### Stored data:
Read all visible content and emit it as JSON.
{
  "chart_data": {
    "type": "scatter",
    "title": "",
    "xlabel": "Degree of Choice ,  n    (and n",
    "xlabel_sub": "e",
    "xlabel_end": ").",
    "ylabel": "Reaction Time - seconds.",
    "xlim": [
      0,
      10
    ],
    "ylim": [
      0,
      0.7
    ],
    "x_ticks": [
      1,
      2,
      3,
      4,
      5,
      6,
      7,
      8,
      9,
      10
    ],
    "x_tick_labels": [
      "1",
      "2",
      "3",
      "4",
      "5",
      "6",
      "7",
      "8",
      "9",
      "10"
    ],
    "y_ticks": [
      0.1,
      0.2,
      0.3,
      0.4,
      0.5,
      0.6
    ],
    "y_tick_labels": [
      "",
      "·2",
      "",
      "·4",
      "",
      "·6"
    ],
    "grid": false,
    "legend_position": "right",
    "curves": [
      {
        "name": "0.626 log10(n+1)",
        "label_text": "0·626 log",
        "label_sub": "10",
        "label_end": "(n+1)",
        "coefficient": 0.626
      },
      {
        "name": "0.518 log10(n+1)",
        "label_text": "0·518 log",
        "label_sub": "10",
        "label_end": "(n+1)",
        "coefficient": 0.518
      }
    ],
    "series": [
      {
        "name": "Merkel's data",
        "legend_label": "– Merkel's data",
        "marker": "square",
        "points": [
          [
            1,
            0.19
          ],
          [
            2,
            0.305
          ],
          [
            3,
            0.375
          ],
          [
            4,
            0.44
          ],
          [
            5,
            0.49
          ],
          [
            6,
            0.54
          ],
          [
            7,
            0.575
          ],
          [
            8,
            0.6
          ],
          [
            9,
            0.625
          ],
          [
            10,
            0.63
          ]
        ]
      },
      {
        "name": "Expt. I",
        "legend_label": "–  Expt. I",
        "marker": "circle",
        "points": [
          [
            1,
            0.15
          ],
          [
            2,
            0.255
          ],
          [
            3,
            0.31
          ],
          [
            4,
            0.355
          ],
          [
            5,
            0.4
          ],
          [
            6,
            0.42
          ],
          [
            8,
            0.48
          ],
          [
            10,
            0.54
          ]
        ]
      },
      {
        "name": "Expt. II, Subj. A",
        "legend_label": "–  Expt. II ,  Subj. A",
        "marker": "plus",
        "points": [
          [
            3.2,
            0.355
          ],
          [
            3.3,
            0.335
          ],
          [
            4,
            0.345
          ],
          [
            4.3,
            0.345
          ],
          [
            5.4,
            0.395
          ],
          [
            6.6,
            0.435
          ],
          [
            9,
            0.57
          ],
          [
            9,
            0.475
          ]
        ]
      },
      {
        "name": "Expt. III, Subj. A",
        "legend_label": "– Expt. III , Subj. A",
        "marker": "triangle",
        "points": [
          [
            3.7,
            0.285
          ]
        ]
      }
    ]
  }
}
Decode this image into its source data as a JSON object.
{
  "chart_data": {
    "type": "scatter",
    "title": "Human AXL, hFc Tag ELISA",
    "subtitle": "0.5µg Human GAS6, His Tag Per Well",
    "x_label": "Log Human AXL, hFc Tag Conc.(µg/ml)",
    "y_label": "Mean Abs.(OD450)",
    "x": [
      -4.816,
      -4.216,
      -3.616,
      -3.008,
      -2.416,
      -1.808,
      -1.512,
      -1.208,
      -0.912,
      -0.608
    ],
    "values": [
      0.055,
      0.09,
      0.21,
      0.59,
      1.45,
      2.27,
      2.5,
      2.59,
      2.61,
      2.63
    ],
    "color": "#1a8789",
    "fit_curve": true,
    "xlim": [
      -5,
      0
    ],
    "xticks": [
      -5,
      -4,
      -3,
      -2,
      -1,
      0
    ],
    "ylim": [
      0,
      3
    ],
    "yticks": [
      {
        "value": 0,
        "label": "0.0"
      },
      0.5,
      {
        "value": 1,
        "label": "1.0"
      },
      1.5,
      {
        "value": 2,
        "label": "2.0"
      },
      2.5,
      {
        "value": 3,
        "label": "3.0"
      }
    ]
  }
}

### Exercise directions:
Transcribe every line of the data, exactly as it stands.

### Expected answer:
Read all visible content and emit it as JSON.
{
  "chart_data": {
    "type": "scatter",
    "title": "",
    "xlabel": "Degree of Choice ,  n    (and n",
    "xlabel_sub": "e",
    "xlabel_end": ").",
    "ylabel": "Reaction Time - seconds.",
    "xlim": [
      0,
      10
    ],
    "ylim": [
      0,
      0.7
    ],
    "x_ticks": [
      1,
      2,
      3,
      4,
      5,
      6,
      7,
      8,
      9,
      10
    ],
    "x_tick_labels": [
      "1",
      "2",
      "3",
      "4",
      "5",
      "6",
      "7",
      "8",
      "9",
      "10"
    ],
    "y_ticks": [
      0.1,
      0.2,
      0.3,
      0.4,
      0.5,
      0.6
    ],
    "y_tick_labels": [
      "",
      "·2",
      "",
      "·4",
      "",
      "·6"
    ],
    "grid": false,
    "legend_position": "right",
    "curves": [
      {
        "name": "0.626 log10(n+1)",
        "label_text": "0·626 log",
        "label_sub": "10",
        "label_end": "(n+1)",
        "coefficient": 0.626
      },
      {
        "name": "0.518 log10(n+1)",
        "label_text": "0·518 log",
        "label_sub": "10",
        "label_end": "(n+1)",
        "coefficient": 0.518
      }
    ],
    "series": [
      {
        "name": "Merkel's data",
        "legend_label": "– Merkel's data",
        "marker": "square",
        "points": [
          [
            1,
            0.19
          ],
          [
            2,
            0.305
          ],
          [
            3,
            0.375
          ],
          [
            4,
            0.44
          ],
          [
            5,
            0.49
          ],
          [
            6,
            0.54
          ],
          [
            7,
            0.575
          ],
          [
            8,
            0.6
          ],
          [
            9,
            0.625
          ],
          [
            10,
            0.63
          ]
        ]
      },
      {
        "name": "Expt. I",
        "legend_label": "–  Expt. I",
        "marker": "circle",
        "points": [
          [
            1,
            0.15
          ],
          [
            2,
            0.255
          ],
          [
            3,
            0.31
          ],
          [
            4,
            0.355
          ],
          [
            5,
            0.4
          ],
          [
            6,
            0.42
          ],
          [
            8,
            0.48
          ],
          [
            10,
            0.54
          ]
        ]
      },
      {
        "name": "Expt. II, Subj. A",
        "legend_label": "–  Expt. II ,  Subj. A",
        "marker": "plus",
        "points": [
          [
            3.2,
            0.355
          ],
          [
            3.3,
            0.335
          ],
          [
            4,
            0.345
          ],
          [
            4.3,
            0.345
          ],
          [
            5.4,
            0.395
          ],
          [
            6.6,
            0.435
          ],
          [
            9,
            0.57
          ],
          [
            9,
            0.475
          ]
        ]
      },
      {
        "name": "Expt. III, Subj. A",
        "legend_label": "– Expt. III , Subj. A",
        "marker": "triangle",
        "points": [
          [
            3.7,
            0.285
          ]
        ]
      }
    ]
  }
}
Decode this image into its source data as a JSON object.
{
  "chart_data": {
    "type": "scatter",
    "title": "Human AXL, hFc Tag ELISA",
    "subtitle": "0.5µg Human GAS6, His Tag Per Well",
    "x_label": "Log Human AXL, hFc Tag Conc.(µg/ml)",
    "y_label": "Mean Abs.(OD450)",
    "x": [
      -4.816,
      -4.216,
      -3.616,
      -3.008,
      -2.416,
      -1.808,
      -1.512,
      -1.208,
      -0.912,
      -0.608
    ],
    "values": [
      0.055,
      0.09,
      0.21,
      0.59,
      1.45,
      2.27,
      2.5,
      2.59,
      2.61,
      2.63
    ],
    "color": "#1a8789",
    "fit_curve": true,
    "xlim": [
      -5,
      0
    ],
    "xticks": [
      -5,
      -4,
      -3,
      -2,
      -1,
      0
    ],
    "ylim": [
      0,
      3
    ],
    "yticks": [
      {
        "value": 0,
        "label": "0.0"
      },
      0.5,
      {
        "value": 1,
        "label": "1.0"
      },
      1.5,
      {
        "value": 2,
        "label": "2.0"
      },
      2.5,
      {
        "value": 3,
        "label": "3.0"
      }
    ]
  }
}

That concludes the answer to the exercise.